— start of PROVIDED INFORMATION —

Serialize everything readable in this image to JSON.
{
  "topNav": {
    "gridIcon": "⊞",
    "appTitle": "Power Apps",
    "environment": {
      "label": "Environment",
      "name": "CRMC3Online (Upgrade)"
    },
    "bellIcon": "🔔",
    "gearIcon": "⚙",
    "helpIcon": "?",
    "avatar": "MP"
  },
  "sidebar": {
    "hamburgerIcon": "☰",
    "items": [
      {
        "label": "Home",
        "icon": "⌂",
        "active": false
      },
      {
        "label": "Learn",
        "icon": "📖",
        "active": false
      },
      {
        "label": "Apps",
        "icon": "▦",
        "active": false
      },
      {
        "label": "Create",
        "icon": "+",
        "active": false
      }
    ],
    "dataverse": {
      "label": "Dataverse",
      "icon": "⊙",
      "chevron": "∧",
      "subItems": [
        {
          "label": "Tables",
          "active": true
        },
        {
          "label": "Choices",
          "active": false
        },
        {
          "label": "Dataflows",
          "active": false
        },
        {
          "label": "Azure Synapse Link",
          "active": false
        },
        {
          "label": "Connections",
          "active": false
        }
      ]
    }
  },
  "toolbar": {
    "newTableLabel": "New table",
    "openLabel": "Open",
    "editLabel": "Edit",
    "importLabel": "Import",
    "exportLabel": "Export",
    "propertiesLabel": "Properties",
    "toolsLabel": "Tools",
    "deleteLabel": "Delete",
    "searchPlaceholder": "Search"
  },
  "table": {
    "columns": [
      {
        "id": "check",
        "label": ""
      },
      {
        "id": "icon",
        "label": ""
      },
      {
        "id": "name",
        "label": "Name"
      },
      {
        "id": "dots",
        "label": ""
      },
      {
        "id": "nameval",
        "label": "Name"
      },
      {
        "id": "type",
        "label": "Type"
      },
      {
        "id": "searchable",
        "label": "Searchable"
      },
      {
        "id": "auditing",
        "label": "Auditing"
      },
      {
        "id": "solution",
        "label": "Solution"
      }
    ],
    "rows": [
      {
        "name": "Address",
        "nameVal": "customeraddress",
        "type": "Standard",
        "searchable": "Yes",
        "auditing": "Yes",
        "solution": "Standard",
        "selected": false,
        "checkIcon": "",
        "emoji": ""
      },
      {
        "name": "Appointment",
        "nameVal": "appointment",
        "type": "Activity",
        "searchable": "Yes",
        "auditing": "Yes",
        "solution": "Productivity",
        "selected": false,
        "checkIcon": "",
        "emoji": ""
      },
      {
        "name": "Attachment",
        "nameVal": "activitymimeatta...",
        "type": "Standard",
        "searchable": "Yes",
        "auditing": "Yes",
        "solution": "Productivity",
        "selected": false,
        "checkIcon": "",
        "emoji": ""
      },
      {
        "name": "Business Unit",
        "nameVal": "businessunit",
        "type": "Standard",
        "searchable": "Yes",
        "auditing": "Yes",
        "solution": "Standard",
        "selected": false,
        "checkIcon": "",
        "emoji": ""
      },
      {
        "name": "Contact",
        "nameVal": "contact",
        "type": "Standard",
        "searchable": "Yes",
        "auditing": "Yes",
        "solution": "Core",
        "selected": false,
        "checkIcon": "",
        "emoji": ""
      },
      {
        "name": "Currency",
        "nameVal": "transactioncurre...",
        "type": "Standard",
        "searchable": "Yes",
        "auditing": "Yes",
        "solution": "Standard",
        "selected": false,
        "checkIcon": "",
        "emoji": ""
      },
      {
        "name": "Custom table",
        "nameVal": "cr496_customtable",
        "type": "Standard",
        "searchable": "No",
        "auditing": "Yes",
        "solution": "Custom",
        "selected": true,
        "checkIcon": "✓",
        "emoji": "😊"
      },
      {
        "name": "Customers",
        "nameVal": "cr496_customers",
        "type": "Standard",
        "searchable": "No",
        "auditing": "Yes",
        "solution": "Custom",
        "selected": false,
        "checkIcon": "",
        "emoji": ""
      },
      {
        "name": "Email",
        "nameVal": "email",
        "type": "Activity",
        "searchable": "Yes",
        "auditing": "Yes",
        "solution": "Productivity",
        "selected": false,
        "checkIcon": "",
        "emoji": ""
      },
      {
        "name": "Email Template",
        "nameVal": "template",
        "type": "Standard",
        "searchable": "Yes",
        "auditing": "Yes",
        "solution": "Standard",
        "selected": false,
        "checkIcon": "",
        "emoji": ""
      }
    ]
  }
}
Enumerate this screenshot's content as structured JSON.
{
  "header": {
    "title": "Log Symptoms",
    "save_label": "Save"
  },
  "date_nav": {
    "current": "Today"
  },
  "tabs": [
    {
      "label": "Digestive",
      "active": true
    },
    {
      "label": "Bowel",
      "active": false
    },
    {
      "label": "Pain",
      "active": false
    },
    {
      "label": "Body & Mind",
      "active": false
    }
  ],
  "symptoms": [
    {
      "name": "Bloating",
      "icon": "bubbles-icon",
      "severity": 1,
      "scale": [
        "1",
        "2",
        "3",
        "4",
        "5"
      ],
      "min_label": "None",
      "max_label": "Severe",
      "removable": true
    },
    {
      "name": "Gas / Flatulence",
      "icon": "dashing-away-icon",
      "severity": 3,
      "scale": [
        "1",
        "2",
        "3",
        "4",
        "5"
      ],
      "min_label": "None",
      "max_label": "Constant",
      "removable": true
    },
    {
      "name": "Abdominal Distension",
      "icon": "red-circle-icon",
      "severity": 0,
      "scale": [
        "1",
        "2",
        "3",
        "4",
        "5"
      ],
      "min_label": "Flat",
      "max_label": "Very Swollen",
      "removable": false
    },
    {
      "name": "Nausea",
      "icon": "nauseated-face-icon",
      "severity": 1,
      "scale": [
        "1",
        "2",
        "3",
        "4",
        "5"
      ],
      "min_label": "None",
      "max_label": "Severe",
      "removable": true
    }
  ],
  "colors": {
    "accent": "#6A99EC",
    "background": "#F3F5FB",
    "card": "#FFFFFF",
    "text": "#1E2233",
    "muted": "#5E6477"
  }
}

— end of PROVIDED INFORMATION —

■ SHORT EXERCISE: Repeat the material word for word, in full.

■ COMPLETE RESPONSE:
Serialize everything readable in this image to JSON.
{
  "topNav": {
    "gridIcon": "⊞",
    "appTitle": "Power Apps",
    "environment": {
      "label": "Environment",
      "name": "CRMC3Online (Upgrade)"
    },
    "bellIcon": "🔔",
    "gearIcon": "⚙",
    "helpIcon": "?",
    "avatar": "MP"
  },
  "sidebar": {
    "hamburgerIcon": "☰",
    "items": [
      {
        "label": "Home",
        "icon": "⌂",
        "active": false
      },
      {
        "label": "Learn",
        "icon": "📖",
        "active": false
      },
      {
        "label": "Apps",
        "icon": "▦",
        "active": false
      },
      {
        "label": "Create",
        "icon": "+",
        "active": false
      }
    ],
    "dataverse": {
      "label": "Dataverse",
      "icon": "⊙",
      "chevron": "∧",
      "subItems": [
        {
          "label": "Tables",
          "active": true
        },
        {
          "label": "Choices",
          "active": false
        },
        {
          "label": "Dataflows",
          "active": false
        },
        {
          "label": "Azure Synapse Link",
          "active": false
        },
        {
          "label": "Connections",
          "active": false
        }
      ]
    }
  },
  "toolbar": {
    "newTableLabel": "New table",
    "openLabel": "Open",
    "editLabel": "Edit",
    "importLabel": "Import",
    "exportLabel": "Export",
    "propertiesLabel": "Properties",
    "toolsLabel": "Tools",
    "deleteLabel": "Delete",
    "searchPlaceholder": "Search"
  },
  "table": {
    "columns": [
      {
        "id": "check",
        "label": ""
      },
      {
        "id": "icon",
        "label": ""
      },
      {
        "id": "name",
        "label": "Name"
      },
      {
        "id": "dots",
        "label": ""
      },
      {
        "id": "nameval",
        "label": "Name"
      },
      {
        "id": "type",
        "label": "Type"
      },
      {
        "id": "searchable",
        "label": "Searchable"
      },
      {
        "id": "auditing",
        "label": "Auditing"
      },
      {
        "id": "solution",
        "label": "Solution"
      }
    ],
    "rows": [
      {
        "name": "Address",
        "nameVal": "customeraddress",
        "type": "Standard",
        "searchable": "Yes",
        "auditing": "Yes",
        "solution": "Standard",
        "selected": false,
        "checkIcon": "",
        "emoji": ""
      },
      {
        "name": "Appointment",
        "nameVal": "appointment",
        "type": "Activity",
        "searchable": "Yes",
        "auditing": "Yes",
        "solution": "Productivity",
        "selected": false,
        "checkIcon": "",
        "emoji": ""
      },
      {
        "name": "Attachment",
        "nameVal": "activitymimeatta...",
        "type": "Standard",
        "searchable": "Yes",
        "auditing": "Yes",
        "solution": "Productivity",
        "selected": false,
        "checkIcon": "",
        "emoji": ""
      },
      {
        "name": "Business Unit",
        "nameVal": "businessunit",
        "type": "Standard",
        "searchable": "Yes",
        "auditing": "Yes",
        "solution": "Standard",
        "selected": false,
        "checkIcon": "",
        "emoji": ""
      },
      {
        "name": "Contact",
        "nameVal": "contact",
        "type": "Standard",
        "searchable": "Yes",
        "auditing": "Yes",
        "solution": "Core",
        "selected": false,
        "checkIcon": "",
        "emoji": ""
      },
      {
        "name": "Currency",
        "nameVal": "transactioncurre...",
        "type": "Standard",
        "searchable": "Yes",
        "auditing": "Yes",
        "solution": "Standard",
        "selected": false,
        "checkIcon": "",
        "emoji": ""
      },
      {
        "name": "Custom table",
        "nameVal": "cr496_customtable",
        "type": "Standard",
        "searchable": "No",
        "auditing": "Yes",
        "solution": "Custom",
        "selected": true,
        "checkIcon": "✓",
        "emoji": "😊"
      },
      {
        "name": "Customers",
        "nameVal": "cr496_customers",
        "type": "Standard",
        "searchable": "No",
        "auditing": "Yes",
        "solution": "Custom",
        "selected": false,
        "checkIcon": "",
        "emoji": ""
      },
      {
        "name": "Email",
        "nameVal": "email",
        "type": "Activity",
        "searchable": "Yes",
        "auditing": "Yes",
        "solution": "Productivity",
        "selected": false,
        "checkIcon": "",
        "emoji": ""
      },
      {
        "name": "Email Template",
        "nameVal": "template",
        "type": "Standard",
        "searchable": "Yes",
        "auditing": "Yes",
        "solution": "Standard",
        "selected": false,
        "checkIcon": "",
        "emoji": ""
      }
    ]
  }
}
Enumerate this screenshot's content as structured JSON.
{
  "header": {
    "title": "Log Symptoms",
    "save_label": "Save"
  },
  "date_nav": {
    "current": "Today"
  },
  "tabs": [
    {
      "label": "Digestive",
      "active": true
    },
    {
      "label": "Bowel",
      "active": false
    },
    {
      "label": "Pain",
      "active": false
    },
    {
      "label": "Body & Mind",
      "active": false
    }
  ],
  "symptoms": [
    {
      "name": "Bloating",
      "icon": "bubbles-icon",
      "severity": 1,
      "scale": [
        "1",
        "2",
        "3",
        "4",
        "5"
      ],
      "min_label": "None",
      "max_label": "Severe",
      "removable": true
    },
    {
      "name": "Gas / Flatulence",
      "icon": "dashing-away-icon",
      "severity": 3,
      "scale": [
        "1",
        "2",
        "3",
        "4",
        "5"
      ],
      "min_label": "None",
      "max_label": "Constant",
      "removable": true
    },
    {
      "name": "Abdominal Distension",
      "icon": "red-circle-icon",
      "severity": 0,
      "scale": [
        "1",
        "2",
        "3",
        "4",
        "5"
      ],
      "min_label": "Flat",
      "max_label": "Very Swollen",
      "removable": false
    },
    {
      "name": "Nausea",
      "icon": "nauseated-face-icon",
      "severity": 1,
      "scale": [
        "1",
        "2",
        "3",
        "4",
        "5"
      ],
      "min_label": "None",
      "max_label": "Severe",
      "removable": true
    }
  ],
  "colors": {
    "accent": "#6A99EC",
    "background": "#F3F5FB",
    "card": "#FFFFFF",
    "text": "#1E2233",
    "muted": "#5E6477"
  }
}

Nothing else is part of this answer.